• **GIVEN REQUEST**
Return the entries verbatim and drop every picture.

• **Dataset records on visual material**
'''

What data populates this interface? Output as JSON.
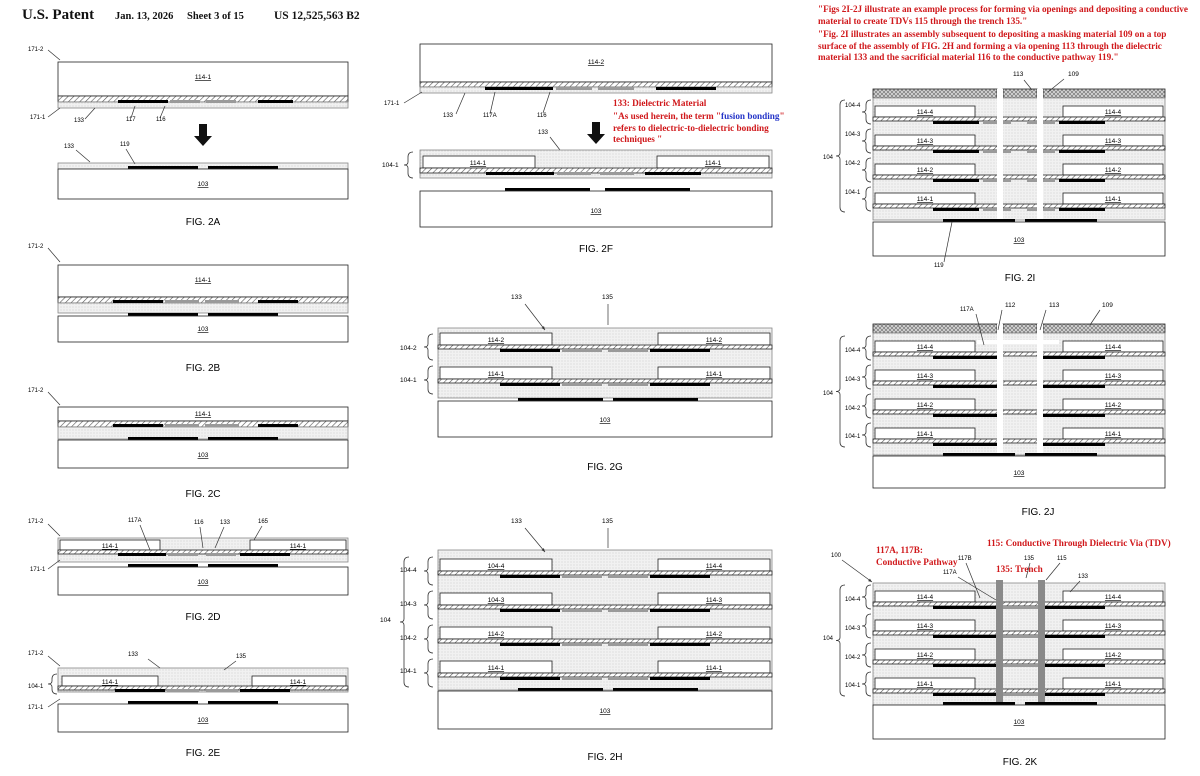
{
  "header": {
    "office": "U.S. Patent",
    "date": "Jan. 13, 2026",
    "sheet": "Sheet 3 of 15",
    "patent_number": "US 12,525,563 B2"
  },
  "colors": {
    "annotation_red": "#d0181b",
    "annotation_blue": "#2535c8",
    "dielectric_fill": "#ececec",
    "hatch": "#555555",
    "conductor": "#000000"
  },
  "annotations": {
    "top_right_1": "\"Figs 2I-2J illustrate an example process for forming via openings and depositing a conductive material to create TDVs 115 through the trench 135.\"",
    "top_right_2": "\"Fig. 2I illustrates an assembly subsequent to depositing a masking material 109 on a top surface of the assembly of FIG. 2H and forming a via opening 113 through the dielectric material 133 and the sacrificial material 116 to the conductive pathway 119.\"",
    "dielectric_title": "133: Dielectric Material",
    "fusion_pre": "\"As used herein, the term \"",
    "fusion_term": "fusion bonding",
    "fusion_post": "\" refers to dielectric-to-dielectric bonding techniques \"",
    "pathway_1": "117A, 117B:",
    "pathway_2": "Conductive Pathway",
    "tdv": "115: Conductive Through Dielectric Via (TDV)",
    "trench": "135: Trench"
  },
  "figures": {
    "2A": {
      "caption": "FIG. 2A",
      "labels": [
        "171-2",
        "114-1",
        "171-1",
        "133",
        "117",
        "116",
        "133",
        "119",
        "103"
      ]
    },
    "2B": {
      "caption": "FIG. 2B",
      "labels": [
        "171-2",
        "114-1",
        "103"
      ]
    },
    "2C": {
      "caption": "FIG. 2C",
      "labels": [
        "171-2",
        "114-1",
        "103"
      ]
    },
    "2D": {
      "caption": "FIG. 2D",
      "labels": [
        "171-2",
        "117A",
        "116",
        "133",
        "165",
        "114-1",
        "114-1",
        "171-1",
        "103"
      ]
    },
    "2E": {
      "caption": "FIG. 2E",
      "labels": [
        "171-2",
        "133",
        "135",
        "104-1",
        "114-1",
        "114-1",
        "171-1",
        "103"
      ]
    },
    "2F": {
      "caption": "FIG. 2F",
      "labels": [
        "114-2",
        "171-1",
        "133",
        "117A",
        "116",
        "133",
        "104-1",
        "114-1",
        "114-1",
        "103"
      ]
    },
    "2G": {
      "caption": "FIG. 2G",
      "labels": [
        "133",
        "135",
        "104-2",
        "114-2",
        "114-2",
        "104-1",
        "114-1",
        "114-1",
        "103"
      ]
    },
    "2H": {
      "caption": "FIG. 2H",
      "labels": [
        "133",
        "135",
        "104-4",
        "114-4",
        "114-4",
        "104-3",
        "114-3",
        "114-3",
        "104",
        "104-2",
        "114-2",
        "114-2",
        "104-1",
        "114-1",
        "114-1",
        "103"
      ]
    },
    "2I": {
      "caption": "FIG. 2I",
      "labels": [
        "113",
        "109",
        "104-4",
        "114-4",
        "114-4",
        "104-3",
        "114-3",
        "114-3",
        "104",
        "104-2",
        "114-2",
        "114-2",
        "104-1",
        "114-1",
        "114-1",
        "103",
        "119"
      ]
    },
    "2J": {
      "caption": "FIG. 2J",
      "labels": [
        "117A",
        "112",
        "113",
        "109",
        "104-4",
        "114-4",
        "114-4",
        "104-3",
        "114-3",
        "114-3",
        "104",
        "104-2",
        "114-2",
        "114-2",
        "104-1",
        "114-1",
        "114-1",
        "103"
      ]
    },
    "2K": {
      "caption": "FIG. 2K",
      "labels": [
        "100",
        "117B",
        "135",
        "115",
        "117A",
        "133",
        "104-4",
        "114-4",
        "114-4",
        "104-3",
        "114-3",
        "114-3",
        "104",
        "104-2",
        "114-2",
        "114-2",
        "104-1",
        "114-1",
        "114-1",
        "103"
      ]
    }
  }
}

'''

• **FULL ANSWER**
What data populates this interface? Output as JSON.
{
  "header": {
    "office": "U.S. Patent",
    "date": "Jan. 13, 2026",
    "sheet": "Sheet 3 of 15",
    "patent_number": "US 12,525,563 B2"
  },
  "colors": {
    "annotation_red": "#d0181b",
    "annotation_blue": "#2535c8",
    "dielectric_fill": "#ececec",
    "hatch": "#555555",
    "conductor": "#000000"
  },
  "annotations": {
    "top_right_1": "\"Figs 2I-2J illustrate an example process for forming via openings and depositing a conductive material to create TDVs 115 through the trench 135.\"",
    "top_right_2": "\"Fig. 2I illustrates an assembly subsequent to depositing a masking material 109 on a top surface of the assembly of FIG. 2H and forming a via opening 113 through the dielectric material 133 and the sacrificial material 116 to the conductive pathway 119.\"",
    "dielectric_title": "133: Dielectric Material",
    "fusion_pre": "\"As used herein, the term \"",
    "fusion_term": "fusion bonding",
    "fusion_post": "\" refers to dielectric-to-dielectric bonding techniques \"",
    "pathway_1": "117A, 117B:",
    "pathway_2": "Conductive Pathway",
    "tdv": "115: Conductive Through Dielectric Via (TDV)",
    "trench": "135: Trench"
  },
  "figures": {
    "2A": {
      "caption": "FIG. 2A",
      "labels": [
        "171-2",
        "114-1",
        "171-1",
        "133",
        "117",
        "116",
        "133",
        "119",
        "103"
      ]
    },
    "2B": {
      "caption": "FIG. 2B",
      "labels": [
        "171-2",
        "114-1",
        "103"
      ]
    },
    "2C": {
      "caption": "FIG. 2C",
      "labels": [
        "171-2",
        "114-1",
        "103"
      ]
    },
    "2D": {
      "caption": "FIG. 2D",
      "labels": [
        "171-2",
        "117A",
        "116",
        "133",
        "165",
        "114-1",
        "114-1",
        "171-1",
        "103"
      ]
    },
    "2E": {
      "caption": "FIG. 2E",
      "labels": [
        "171-2",
        "133",
        "135",
        "104-1",
        "114-1",
        "114-1",
        "171-1",
        "103"
      ]
    },
    "2F": {
      "caption": "FIG. 2F",
      "labels": [
        "114-2",
        "171-1",
        "133",
        "117A",
        "116",
        "133",
        "104-1",
        "114-1",
        "114-1",
        "103"
      ]
    },
    "2G": {
      "caption": "FIG. 2G",
      "labels": [
        "133",
        "135",
        "104-2",
        "114-2",
        "114-2",
        "104-1",
        "114-1",
        "114-1",
        "103"
      ]
    },
    "2H": {
      "caption": "FIG. 2H",
      "labels": [
        "133",
        "135",
        "104-4",
        "114-4",
        "114-4",
        "104-3",
        "114-3",
        "114-3",
        "104",
        "104-2",
        "114-2",
        "114-2",
        "104-1",
        "114-1",
        "114-1",
        "103"
      ]
    },
    "2I": {
      "caption": "FIG. 2I",
      "labels": [
        "113",
        "109",
        "104-4",
        "114-4",
        "114-4",
        "104-3",
        "114-3",
        "114-3",
        "104",
        "104-2",
        "114-2",
        "114-2",
        "104-1",
        "114-1",
        "114-1",
        "103",
        "119"
      ]
    },
    "2J": {
      "caption": "FIG. 2J",
      "labels": [
        "117A",
        "112",
        "113",
        "109",
        "104-4",
        "114-4",
        "114-4",
        "104-3",
        "114-3",
        "114-3",
        "104",
        "104-2",
        "114-2",
        "114-2",
        "104-1",
        "114-1",
        "114-1",
        "103"
      ]
    },
    "2K": {
      "caption": "FIG. 2K",
      "labels": [
        "100",
        "117B",
        "135",
        "115",
        "117A",
        "133",
        "104-4",
        "114-4",
        "114-4",
        "104-3",
        "114-3",
        "114-3",
        "104",
        "104-2",
        "114-2",
        "114-2",
        "104-1",
        "114-1",
        "114-1",
        "103"
      ]
    }
  }
}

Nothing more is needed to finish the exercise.